**The exercise**
Transcribe the lines below verbatim, skipping the images.

::::

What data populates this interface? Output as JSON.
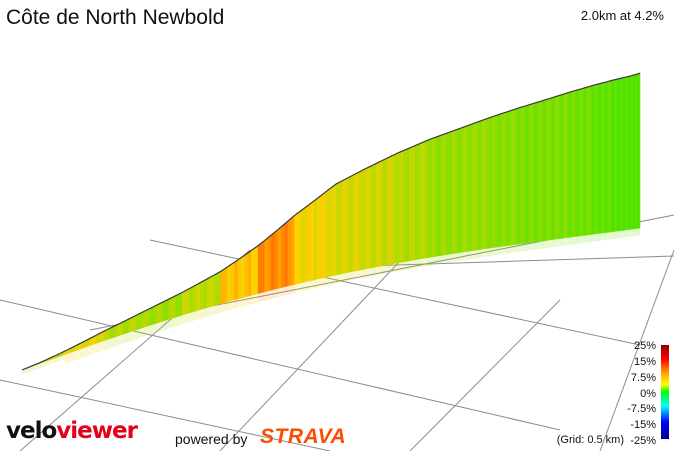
{
  "title": "Côte de North Newbold",
  "summary": "2.0km at 4.2%",
  "brand": {
    "velo": "velo",
    "viewer": "viewer",
    "powered_by": "powered by",
    "strava": "STRAVA"
  },
  "legend": {
    "labels": [
      "25%",
      "15%",
      "7.5%",
      "0%",
      "-7.5%",
      "-15%",
      "-25%"
    ],
    "grid_note": "(Grid: 0.5 km)"
  },
  "colors": {
    "strava": "#fc4c02",
    "viewer": "#e3001b",
    "outline": "#3a3a3a",
    "grid": "#8c8c8c"
  },
  "chart_data": {
    "type": "area",
    "title": "Côte de North Newbold",
    "distance_km": 2.0,
    "avg_gradient_pct": 4.2,
    "grid_spacing_km": 0.5,
    "x_unit": "km",
    "distance": [
      0.0,
      0.05,
      0.1,
      0.2,
      0.3,
      0.4,
      0.5,
      0.6,
      0.7,
      0.8,
      0.9,
      1.0,
      1.1,
      1.2,
      1.3,
      1.4,
      1.5,
      1.6,
      1.7,
      1.8,
      1.9,
      2.0
    ],
    "gradient_pct": [
      2.5,
      3.0,
      5.5,
      6.5,
      4.5,
      4.0,
      5.0,
      8.0,
      10.0,
      7.0,
      6.0,
      5.5,
      4.5,
      3.5,
      3.5,
      3.0,
      2.5,
      2.5,
      2.0,
      1.5,
      1.0,
      1.0
    ],
    "color_scale_pct": [
      25,
      15,
      7.5,
      0,
      -7.5,
      -15,
      -25
    ],
    "grid": true,
    "legend_position": "bottom-right"
  }
}
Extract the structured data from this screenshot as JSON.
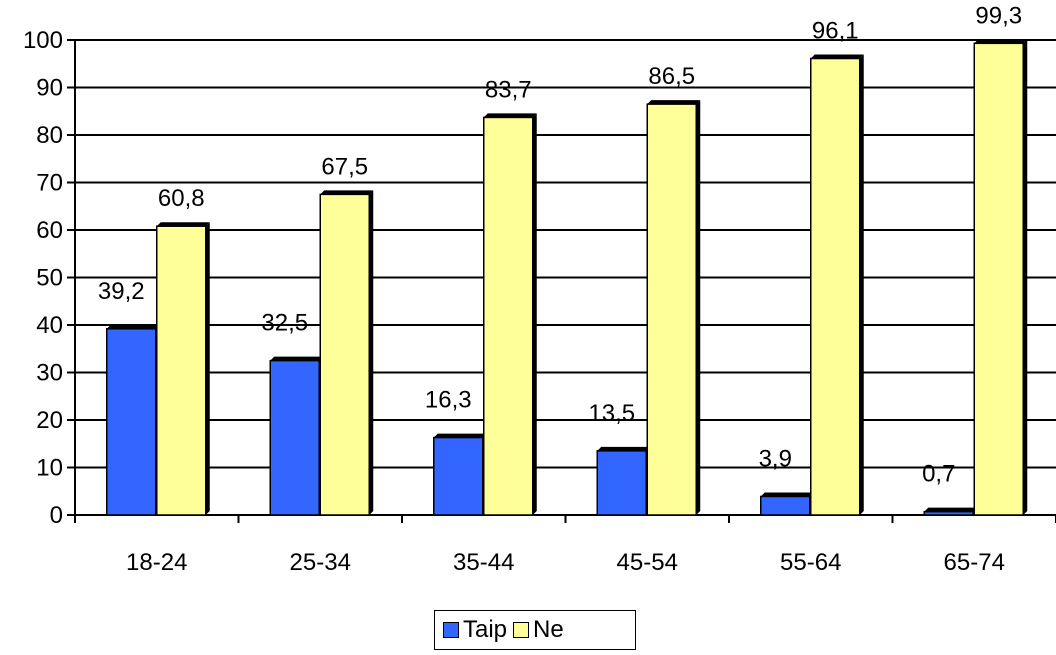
{
  "chart_data": {
    "type": "bar",
    "categories": [
      "18-24",
      "25-34",
      "35-44",
      "45-54",
      "55-64",
      "65-74"
    ],
    "series": [
      {
        "name": "Taip",
        "values": [
          39.2,
          32.5,
          16.3,
          13.5,
          3.9,
          0.7
        ],
        "labels": [
          "39,2",
          "32,5",
          "16,3",
          "13,5",
          "3,9",
          "0,7"
        ],
        "color": "#3366FF"
      },
      {
        "name": "Ne",
        "values": [
          60.8,
          67.5,
          83.7,
          86.5,
          96.1,
          99.3
        ],
        "labels": [
          "60,8",
          "67,5",
          "83,7",
          "86,5",
          "96,1",
          "99,3"
        ],
        "color": "#FFFF99"
      }
    ],
    "ylim": [
      0,
      100
    ],
    "yticks": [
      0,
      10,
      20,
      30,
      40,
      50,
      60,
      70,
      80,
      90,
      100
    ],
    "grid": true,
    "legend_position": "bottom"
  }
}
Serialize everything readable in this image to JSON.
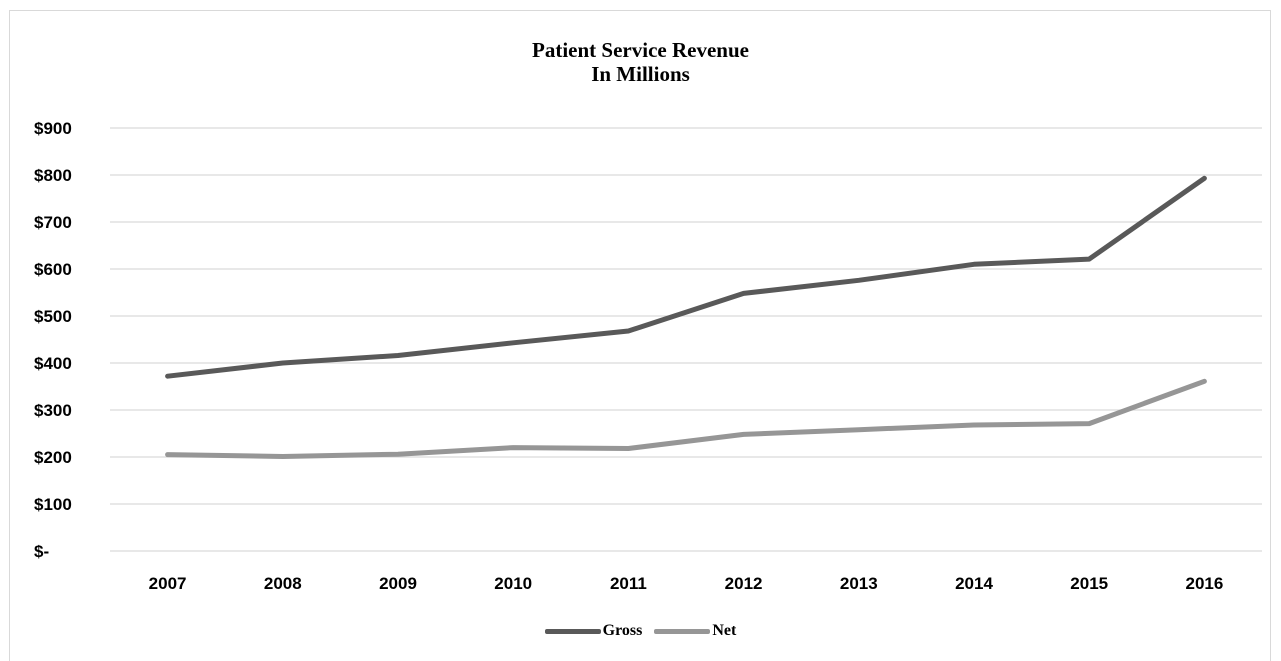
{
  "chart_data": {
    "type": "line",
    "title": "Patient Service Revenue",
    "subtitle": "In Millions",
    "x": [
      "2007",
      "2008",
      "2009",
      "2010",
      "2011",
      "2012",
      "2013",
      "2014",
      "2015",
      "2016"
    ],
    "ylim": [
      0,
      900
    ],
    "yticks": [
      0,
      100,
      200,
      300,
      400,
      500,
      600,
      700,
      800,
      900
    ],
    "ytick_labels": [
      "$-",
      "$100",
      "$200",
      "$300",
      "$400",
      "$500",
      "$600",
      "$700",
      "$800",
      "$900"
    ],
    "grid": true,
    "legend_position": "bottom",
    "series": [
      {
        "name": "Gross",
        "color": "#595959",
        "values": [
          372,
          400,
          416,
          443,
          468,
          548,
          576,
          610,
          621,
          793
        ]
      },
      {
        "name": "Net",
        "color": "#969696",
        "values": [
          205,
          201,
          206,
          220,
          218,
          248,
          258,
          268,
          271,
          361
        ]
      }
    ]
  }
}
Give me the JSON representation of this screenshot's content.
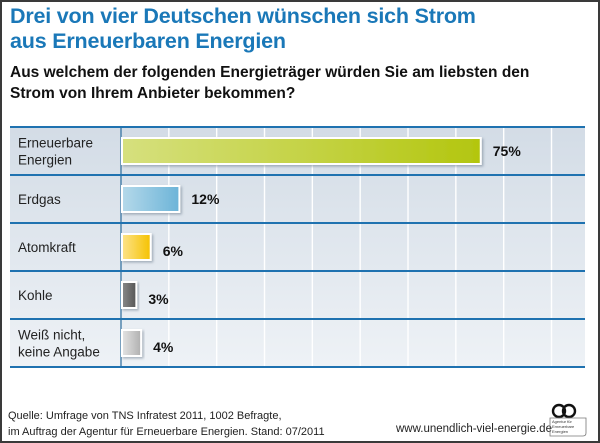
{
  "header": {
    "title_line1": "Drei von vier Deutschen wünschen sich Strom",
    "title_line2": "aus Erneuerbaren Energien",
    "question_line1": "Aus welchem der folgenden Energieträger würden Sie am liebsten den",
    "question_line2": "Strom von Ihrem Anbieter bekommen?"
  },
  "chart_data": {
    "type": "bar",
    "orientation": "horizontal",
    "title": "Drei von vier Deutschen wünschen sich Strom aus Erneuerbaren Energien",
    "subtitle": "Aus welchem der folgenden Energieträger würden Sie am liebsten den Strom von Ihrem Anbieter bekommen?",
    "xlabel": "",
    "ylabel": "",
    "unit": "%",
    "xlim": [
      0,
      97
    ],
    "grid": true,
    "legend": "none",
    "categories": [
      {
        "lines": [
          "Erneuerbare",
          "Energien"
        ]
      },
      {
        "lines": [
          "Erdgas"
        ]
      },
      {
        "lines": [
          "Atomkraft"
        ]
      },
      {
        "lines": [
          "Kohle"
        ]
      },
      {
        "lines": [
          "Weiß nicht,",
          "keine Angabe"
        ]
      }
    ],
    "values": [
      75,
      12,
      6,
      3,
      4
    ],
    "value_labels": [
      "75%",
      "12%",
      "6%",
      "3%",
      "4%"
    ],
    "colors": [
      [
        "#d6e07e",
        "#b3c60f"
      ],
      [
        "#b5d9ea",
        "#6cb4d8"
      ],
      [
        "#fde38a",
        "#f5c200"
      ],
      [
        "#8a8a8a",
        "#555555"
      ],
      [
        "#e4e4e4",
        "#b0b0b0"
      ]
    ]
  },
  "footer": {
    "source_line1": "Quelle: Umfrage von TNS Infratest 2011, 1002 Befragte,",
    "source_line2": "im Auftrag der Agentur für Erneuerbare Energien. Stand: 07/2011",
    "url": "www.unendlich-viel-energie.de",
    "logo_text_line1": "Agentur für",
    "logo_text_line2": "Erneuerbare",
    "logo_text_line3": "Energien"
  }
}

::::

**Worked solution**
What data populates this interface? Output as JSON.
{
  "title": "Côte de North Newbold",
  "summary": "2.0km at 4.2%",
  "brand": {
    "velo": "velo",
    "viewer": "viewer",
    "powered_by": "powered by",
    "strava": "STRAVA"
  },
  "legend": {
    "labels": [
      "25%",
      "15%",
      "7.5%",
      "0%",
      "-7.5%",
      "-15%",
      "-25%"
    ],
    "grid_note": "(Grid: 0.5 km)"
  },
  "colors": {
    "strava": "#fc4c02",
    "viewer": "#e3001b",
    "outline": "#3a3a3a",
    "grid": "#8c8c8c"
  },
  "chart_data": {
    "type": "area",
    "title": "Côte de North Newbold",
    "distance_km": 2.0,
    "avg_gradient_pct": 4.2,
    "grid_spacing_km": 0.5,
    "x_unit": "km",
    "distance": [
      0.0,
      0.05,
      0.1,
      0.2,
      0.3,
      0.4,
      0.5,
      0.6,
      0.7,
      0.8,
      0.9,
      1.0,
      1.1,
      1.2,
      1.3,
      1.4,
      1.5,
      1.6,
      1.7,
      1.8,
      1.9,
      2.0
    ],
    "gradient_pct": [
      2.5,
      3.0,
      5.5,
      6.5,
      4.5,
      4.0,
      5.0,
      8.0,
      10.0,
      7.0,
      6.0,
      5.5,
      4.5,
      3.5,
      3.5,
      3.0,
      2.5,
      2.5,
      2.0,
      1.5,
      1.0,
      1.0
    ],
    "color_scale_pct": [
      25,
      15,
      7.5,
      0,
      -7.5,
      -15,
      -25
    ],
    "grid": true,
    "legend_position": "bottom-right"
  }
}
Extract the structured data from this screenshot as JSON.
{
  "chart_data": {
    "type": "bar",
    "categories": [
      "18-24",
      "25-34",
      "35-44",
      "45-54",
      "55-64",
      "65-74"
    ],
    "series": [
      {
        "name": "Taip",
        "values": [
          39.2,
          32.5,
          16.3,
          13.5,
          3.9,
          0.7
        ],
        "labels": [
          "39,2",
          "32,5",
          "16,3",
          "13,5",
          "3,9",
          "0,7"
        ],
        "color": "#3366FF"
      },
      {
        "name": "Ne",
        "values": [
          60.8,
          67.5,
          83.7,
          86.5,
          96.1,
          99.3
        ],
        "labels": [
          "60,8",
          "67,5",
          "83,7",
          "86,5",
          "96,1",
          "99,3"
        ],
        "color": "#FFFF99"
      }
    ],
    "ylim": [
      0,
      100
    ],
    "yticks": [
      0,
      10,
      20,
      30,
      40,
      50,
      60,
      70,
      80,
      90,
      100
    ],
    "grid": true,
    "legend_position": "bottom"
  }
}
Serialize everything readable in this image to JSON.
{
  "chart_data": {
    "type": "line",
    "title": "Patient Service Revenue",
    "subtitle": "In Millions",
    "x": [
      "2007",
      "2008",
      "2009",
      "2010",
      "2011",
      "2012",
      "2013",
      "2014",
      "2015",
      "2016"
    ],
    "ylim": [
      0,
      900
    ],
    "yticks": [
      0,
      100,
      200,
      300,
      400,
      500,
      600,
      700,
      800,
      900
    ],
    "ytick_labels": [
      "$-",
      "$100",
      "$200",
      "$300",
      "$400",
      "$500",
      "$600",
      "$700",
      "$800",
      "$900"
    ],
    "grid": true,
    "legend_position": "bottom",
    "series": [
      {
        "name": "Gross",
        "color": "#595959",
        "values": [
          372,
          400,
          416,
          443,
          468,
          548,
          576,
          610,
          621,
          793
        ]
      },
      {
        "name": "Net",
        "color": "#969696",
        "values": [
          205,
          201,
          206,
          220,
          218,
          248,
          258,
          268,
          271,
          361
        ]
      }
    ]
  }
}
Give me the JSON representation of this screenshot's content.
{
  "header": {
    "title_line1": "Drei von vier Deutschen wünschen sich Strom",
    "title_line2": "aus Erneuerbaren Energien",
    "question_line1": "Aus welchem der folgenden Energieträger würden Sie am liebsten den",
    "question_line2": "Strom von Ihrem Anbieter bekommen?"
  },
  "chart_data": {
    "type": "bar",
    "orientation": "horizontal",
    "title": "Drei von vier Deutschen wünschen sich Strom aus Erneuerbaren Energien",
    "subtitle": "Aus welchem der folgenden Energieträger würden Sie am liebsten den Strom von Ihrem Anbieter bekommen?",
    "xlabel": "",
    "ylabel": "",
    "unit": "%",
    "xlim": [
      0,
      97
    ],
    "grid": true,
    "legend": "none",
    "categories": [
      {
        "lines": [
          "Erneuerbare",
          "Energien"
        ]
      },
      {
        "lines": [
          "Erdgas"
        ]
      },
      {
        "lines": [
          "Atomkraft"
        ]
      },
      {
        "lines": [
          "Kohle"
        ]
      },
      {
        "lines": [
          "Weiß nicht,",
          "keine Angabe"
        ]
      }
    ],
    "values": [
      75,
      12,
      6,
      3,
      4
    ],
    "value_labels": [
      "75%",
      "12%",
      "6%",
      "3%",
      "4%"
    ],
    "colors": [
      [
        "#d6e07e",
        "#b3c60f"
      ],
      [
        "#b5d9ea",
        "#6cb4d8"
      ],
      [
        "#fde38a",
        "#f5c200"
      ],
      [
        "#8a8a8a",
        "#555555"
      ],
      [
        "#e4e4e4",
        "#b0b0b0"
      ]
    ]
  },
  "footer": {
    "source_line1": "Quelle: Umfrage von TNS Infratest 2011, 1002 Befragte,",
    "source_line2": "im Auftrag der Agentur für Erneuerbare Energien. Stand: 07/2011",
    "url": "www.unendlich-viel-energie.de",
    "logo_text_line1": "Agentur für",
    "logo_text_line2": "Erneuerbare",
    "logo_text_line3": "Energien"
  }
}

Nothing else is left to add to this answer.